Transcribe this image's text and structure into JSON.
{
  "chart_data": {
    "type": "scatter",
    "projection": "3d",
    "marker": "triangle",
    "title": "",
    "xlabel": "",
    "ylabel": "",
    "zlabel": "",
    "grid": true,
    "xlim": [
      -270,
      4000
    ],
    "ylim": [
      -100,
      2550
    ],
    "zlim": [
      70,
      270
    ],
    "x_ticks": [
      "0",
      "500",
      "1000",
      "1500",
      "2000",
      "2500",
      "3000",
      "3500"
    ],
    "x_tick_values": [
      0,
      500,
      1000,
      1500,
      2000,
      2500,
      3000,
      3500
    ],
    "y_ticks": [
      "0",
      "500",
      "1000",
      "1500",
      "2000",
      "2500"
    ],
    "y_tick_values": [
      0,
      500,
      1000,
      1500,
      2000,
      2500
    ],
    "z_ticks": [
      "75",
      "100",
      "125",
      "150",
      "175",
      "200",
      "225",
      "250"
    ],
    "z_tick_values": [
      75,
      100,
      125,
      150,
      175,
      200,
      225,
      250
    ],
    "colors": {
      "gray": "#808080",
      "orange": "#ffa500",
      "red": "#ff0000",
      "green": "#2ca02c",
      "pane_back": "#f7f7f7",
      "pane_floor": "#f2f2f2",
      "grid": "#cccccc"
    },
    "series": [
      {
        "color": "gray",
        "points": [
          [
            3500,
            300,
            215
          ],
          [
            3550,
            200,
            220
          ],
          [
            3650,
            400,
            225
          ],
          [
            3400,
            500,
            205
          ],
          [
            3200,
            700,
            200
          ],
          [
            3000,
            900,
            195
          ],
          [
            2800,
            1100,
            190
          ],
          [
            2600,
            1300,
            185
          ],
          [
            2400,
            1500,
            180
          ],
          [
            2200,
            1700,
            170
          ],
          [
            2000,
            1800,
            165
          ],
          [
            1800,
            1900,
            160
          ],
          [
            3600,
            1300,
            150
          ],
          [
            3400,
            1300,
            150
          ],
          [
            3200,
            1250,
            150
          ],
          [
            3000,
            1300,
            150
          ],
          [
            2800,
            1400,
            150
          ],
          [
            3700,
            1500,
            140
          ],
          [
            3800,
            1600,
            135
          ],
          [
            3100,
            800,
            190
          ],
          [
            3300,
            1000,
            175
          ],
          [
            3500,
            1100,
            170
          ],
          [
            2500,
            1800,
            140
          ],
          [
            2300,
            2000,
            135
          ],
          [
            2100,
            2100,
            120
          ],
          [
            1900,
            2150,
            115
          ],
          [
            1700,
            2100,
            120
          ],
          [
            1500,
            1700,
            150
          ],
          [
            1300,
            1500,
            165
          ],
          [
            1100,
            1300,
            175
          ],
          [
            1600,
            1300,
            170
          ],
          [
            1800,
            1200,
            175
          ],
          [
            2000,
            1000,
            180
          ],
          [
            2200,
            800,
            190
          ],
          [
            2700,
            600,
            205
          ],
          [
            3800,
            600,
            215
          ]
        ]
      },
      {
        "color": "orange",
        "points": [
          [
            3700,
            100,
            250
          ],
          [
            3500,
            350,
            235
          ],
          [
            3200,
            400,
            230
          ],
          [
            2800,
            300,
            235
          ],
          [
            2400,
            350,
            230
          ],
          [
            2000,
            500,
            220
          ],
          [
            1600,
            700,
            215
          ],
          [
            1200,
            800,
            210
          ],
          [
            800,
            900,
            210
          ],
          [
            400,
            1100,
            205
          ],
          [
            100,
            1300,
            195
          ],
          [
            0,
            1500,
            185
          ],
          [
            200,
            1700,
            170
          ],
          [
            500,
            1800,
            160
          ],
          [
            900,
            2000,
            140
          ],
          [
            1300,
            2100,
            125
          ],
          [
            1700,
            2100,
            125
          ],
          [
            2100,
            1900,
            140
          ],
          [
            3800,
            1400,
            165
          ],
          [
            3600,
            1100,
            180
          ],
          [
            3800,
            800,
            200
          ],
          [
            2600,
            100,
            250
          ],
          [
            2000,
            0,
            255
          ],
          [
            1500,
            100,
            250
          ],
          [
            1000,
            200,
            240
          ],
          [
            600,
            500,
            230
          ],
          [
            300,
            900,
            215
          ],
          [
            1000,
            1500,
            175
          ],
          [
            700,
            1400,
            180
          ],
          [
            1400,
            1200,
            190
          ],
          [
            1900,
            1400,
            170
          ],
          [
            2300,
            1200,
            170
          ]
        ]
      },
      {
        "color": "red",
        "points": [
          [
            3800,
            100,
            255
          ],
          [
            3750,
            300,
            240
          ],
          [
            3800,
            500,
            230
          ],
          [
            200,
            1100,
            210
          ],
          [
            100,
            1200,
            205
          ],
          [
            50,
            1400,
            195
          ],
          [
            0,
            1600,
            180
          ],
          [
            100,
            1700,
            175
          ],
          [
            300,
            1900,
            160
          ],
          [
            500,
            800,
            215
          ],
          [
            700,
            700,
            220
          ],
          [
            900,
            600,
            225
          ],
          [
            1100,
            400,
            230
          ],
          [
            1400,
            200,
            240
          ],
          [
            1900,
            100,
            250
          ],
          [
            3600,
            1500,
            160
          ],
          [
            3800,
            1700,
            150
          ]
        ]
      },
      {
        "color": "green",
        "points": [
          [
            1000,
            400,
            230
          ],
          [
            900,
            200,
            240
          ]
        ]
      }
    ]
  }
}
- - - - -
→ WHAT YOU NEED TO DO: Copy out each line exactly.

→ RESULT FOR THIS EXERCISE:
Transcribe this image's text and structure into JSON.
{
  "chart_data": {
    "type": "scatter",
    "projection": "3d",
    "marker": "triangle",
    "title": "",
    "xlabel": "",
    "ylabel": "",
    "zlabel": "",
    "grid": true,
    "xlim": [
      -270,
      4000
    ],
    "ylim": [
      -100,
      2550
    ],
    "zlim": [
      70,
      270
    ],
    "x_ticks": [
      "0",
      "500",
      "1000",
      "1500",
      "2000",
      "2500",
      "3000",
      "3500"
    ],
    "x_tick_values": [
      0,
      500,
      1000,
      1500,
      2000,
      2500,
      3000,
      3500
    ],
    "y_ticks": [
      "0",
      "500",
      "1000",
      "1500",
      "2000",
      "2500"
    ],
    "y_tick_values": [
      0,
      500,
      1000,
      1500,
      2000,
      2500
    ],
    "z_ticks": [
      "75",
      "100",
      "125",
      "150",
      "175",
      "200",
      "225",
      "250"
    ],
    "z_tick_values": [
      75,
      100,
      125,
      150,
      175,
      200,
      225,
      250
    ],
    "colors": {
      "gray": "#808080",
      "orange": "#ffa500",
      "red": "#ff0000",
      "green": "#2ca02c",
      "pane_back": "#f7f7f7",
      "pane_floor": "#f2f2f2",
      "grid": "#cccccc"
    },
    "series": [
      {
        "color": "gray",
        "points": [
          [
            3500,
            300,
            215
          ],
          [
            3550,
            200,
            220
          ],
          [
            3650,
            400,
            225
          ],
          [
            3400,
            500,
            205
          ],
          [
            3200,
            700,
            200
          ],
          [
            3000,
            900,
            195
          ],
          [
            2800,
            1100,
            190
          ],
          [
            2600,
            1300,
            185
          ],
          [
            2400,
            1500,
            180
          ],
          [
            2200,
            1700,
            170
          ],
          [
            2000,
            1800,
            165
          ],
          [
            1800,
            1900,
            160
          ],
          [
            3600,
            1300,
            150
          ],
          [
            3400,
            1300,
            150
          ],
          [
            3200,
            1250,
            150
          ],
          [
            3000,
            1300,
            150
          ],
          [
            2800,
            1400,
            150
          ],
          [
            3700,
            1500,
            140
          ],
          [
            3800,
            1600,
            135
          ],
          [
            3100,
            800,
            190
          ],
          [
            3300,
            1000,
            175
          ],
          [
            3500,
            1100,
            170
          ],
          [
            2500,
            1800,
            140
          ],
          [
            2300,
            2000,
            135
          ],
          [
            2100,
            2100,
            120
          ],
          [
            1900,
            2150,
            115
          ],
          [
            1700,
            2100,
            120
          ],
          [
            1500,
            1700,
            150
          ],
          [
            1300,
            1500,
            165
          ],
          [
            1100,
            1300,
            175
          ],
          [
            1600,
            1300,
            170
          ],
          [
            1800,
            1200,
            175
          ],
          [
            2000,
            1000,
            180
          ],
          [
            2200,
            800,
            190
          ],
          [
            2700,
            600,
            205
          ],
          [
            3800,
            600,
            215
          ]
        ]
      },
      {
        "color": "orange",
        "points": [
          [
            3700,
            100,
            250
          ],
          [
            3500,
            350,
            235
          ],
          [
            3200,
            400,
            230
          ],
          [
            2800,
            300,
            235
          ],
          [
            2400,
            350,
            230
          ],
          [
            2000,
            500,
            220
          ],
          [
            1600,
            700,
            215
          ],
          [
            1200,
            800,
            210
          ],
          [
            800,
            900,
            210
          ],
          [
            400,
            1100,
            205
          ],
          [
            100,
            1300,
            195
          ],
          [
            0,
            1500,
            185
          ],
          [
            200,
            1700,
            170
          ],
          [
            500,
            1800,
            160
          ],
          [
            900,
            2000,
            140
          ],
          [
            1300,
            2100,
            125
          ],
          [
            1700,
            2100,
            125
          ],
          [
            2100,
            1900,
            140
          ],
          [
            3800,
            1400,
            165
          ],
          [
            3600,
            1100,
            180
          ],
          [
            3800,
            800,
            200
          ],
          [
            2600,
            100,
            250
          ],
          [
            2000,
            0,
            255
          ],
          [
            1500,
            100,
            250
          ],
          [
            1000,
            200,
            240
          ],
          [
            600,
            500,
            230
          ],
          [
            300,
            900,
            215
          ],
          [
            1000,
            1500,
            175
          ],
          [
            700,
            1400,
            180
          ],
          [
            1400,
            1200,
            190
          ],
          [
            1900,
            1400,
            170
          ],
          [
            2300,
            1200,
            170
          ]
        ]
      },
      {
        "color": "red",
        "points": [
          [
            3800,
            100,
            255
          ],
          [
            3750,
            300,
            240
          ],
          [
            3800,
            500,
            230
          ],
          [
            200,
            1100,
            210
          ],
          [
            100,
            1200,
            205
          ],
          [
            50,
            1400,
            195
          ],
          [
            0,
            1600,
            180
          ],
          [
            100,
            1700,
            175
          ],
          [
            300,
            1900,
            160
          ],
          [
            500,
            800,
            215
          ],
          [
            700,
            700,
            220
          ],
          [
            900,
            600,
            225
          ],
          [
            1100,
            400,
            230
          ],
          [
            1400,
            200,
            240
          ],
          [
            1900,
            100,
            250
          ],
          [
            3600,
            1500,
            160
          ],
          [
            3800,
            1700,
            150
          ]
        ]
      },
      {
        "color": "green",
        "points": [
          [
            1000,
            400,
            230
          ],
          [
            900,
            200,
            240
          ]
        ]
      }
    ]
  }
}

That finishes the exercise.